**WHAT YOU WILL DO**. All records below must be retyped exactly.

Dataset entries on figures:
▬▬▬▬▬▬▬▬▬▬

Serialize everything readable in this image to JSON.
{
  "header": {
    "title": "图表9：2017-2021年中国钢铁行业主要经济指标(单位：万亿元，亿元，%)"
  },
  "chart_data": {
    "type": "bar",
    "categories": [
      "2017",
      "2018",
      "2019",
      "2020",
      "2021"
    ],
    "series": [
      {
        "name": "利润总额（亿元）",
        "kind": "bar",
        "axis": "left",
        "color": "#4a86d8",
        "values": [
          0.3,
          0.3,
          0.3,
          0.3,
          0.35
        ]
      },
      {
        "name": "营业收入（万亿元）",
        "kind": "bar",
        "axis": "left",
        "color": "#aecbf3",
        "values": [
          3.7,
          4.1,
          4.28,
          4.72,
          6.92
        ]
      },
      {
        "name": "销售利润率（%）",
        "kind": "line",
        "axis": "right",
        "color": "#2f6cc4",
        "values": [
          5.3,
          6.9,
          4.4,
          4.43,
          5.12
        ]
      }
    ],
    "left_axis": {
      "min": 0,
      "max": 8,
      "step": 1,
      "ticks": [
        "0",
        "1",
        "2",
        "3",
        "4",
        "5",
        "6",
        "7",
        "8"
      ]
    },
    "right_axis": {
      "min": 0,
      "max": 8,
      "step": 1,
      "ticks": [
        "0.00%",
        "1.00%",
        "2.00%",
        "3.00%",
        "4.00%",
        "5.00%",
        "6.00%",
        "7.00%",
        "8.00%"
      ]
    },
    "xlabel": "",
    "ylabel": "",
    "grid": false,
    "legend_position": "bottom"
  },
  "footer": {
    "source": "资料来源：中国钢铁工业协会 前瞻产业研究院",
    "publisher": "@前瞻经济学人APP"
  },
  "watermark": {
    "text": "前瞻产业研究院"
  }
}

▬▬▬▬▬▬▬▬▬▬

**COMPLETED TASK**.
Serialize everything readable in this image to JSON.
{
  "header": {
    "title": "图表9：2017-2021年中国钢铁行业主要经济指标(单位：万亿元，亿元，%)"
  },
  "chart_data": {
    "type": "bar",
    "categories": [
      "2017",
      "2018",
      "2019",
      "2020",
      "2021"
    ],
    "series": [
      {
        "name": "利润总额（亿元）",
        "kind": "bar",
        "axis": "left",
        "color": "#4a86d8",
        "values": [
          0.3,
          0.3,
          0.3,
          0.3,
          0.35
        ]
      },
      {
        "name": "营业收入（万亿元）",
        "kind": "bar",
        "axis": "left",
        "color": "#aecbf3",
        "values": [
          3.7,
          4.1,
          4.28,
          4.72,
          6.92
        ]
      },
      {
        "name": "销售利润率（%）",
        "kind": "line",
        "axis": "right",
        "color": "#2f6cc4",
        "values": [
          5.3,
          6.9,
          4.4,
          4.43,
          5.12
        ]
      }
    ],
    "left_axis": {
      "min": 0,
      "max": 8,
      "step": 1,
      "ticks": [
        "0",
        "1",
        "2",
        "3",
        "4",
        "5",
        "6",
        "7",
        "8"
      ]
    },
    "right_axis": {
      "min": 0,
      "max": 8,
      "step": 1,
      "ticks": [
        "0.00%",
        "1.00%",
        "2.00%",
        "3.00%",
        "4.00%",
        "5.00%",
        "6.00%",
        "7.00%",
        "8.00%"
      ]
    },
    "xlabel": "",
    "ylabel": "",
    "grid": false,
    "legend_position": "bottom"
  },
  "footer": {
    "source": "资料来源：中国钢铁工业协会 前瞻产业研究院",
    "publisher": "@前瞻经济学人APP"
  },
  "watermark": {
    "text": "前瞻产业研究院"
  }
}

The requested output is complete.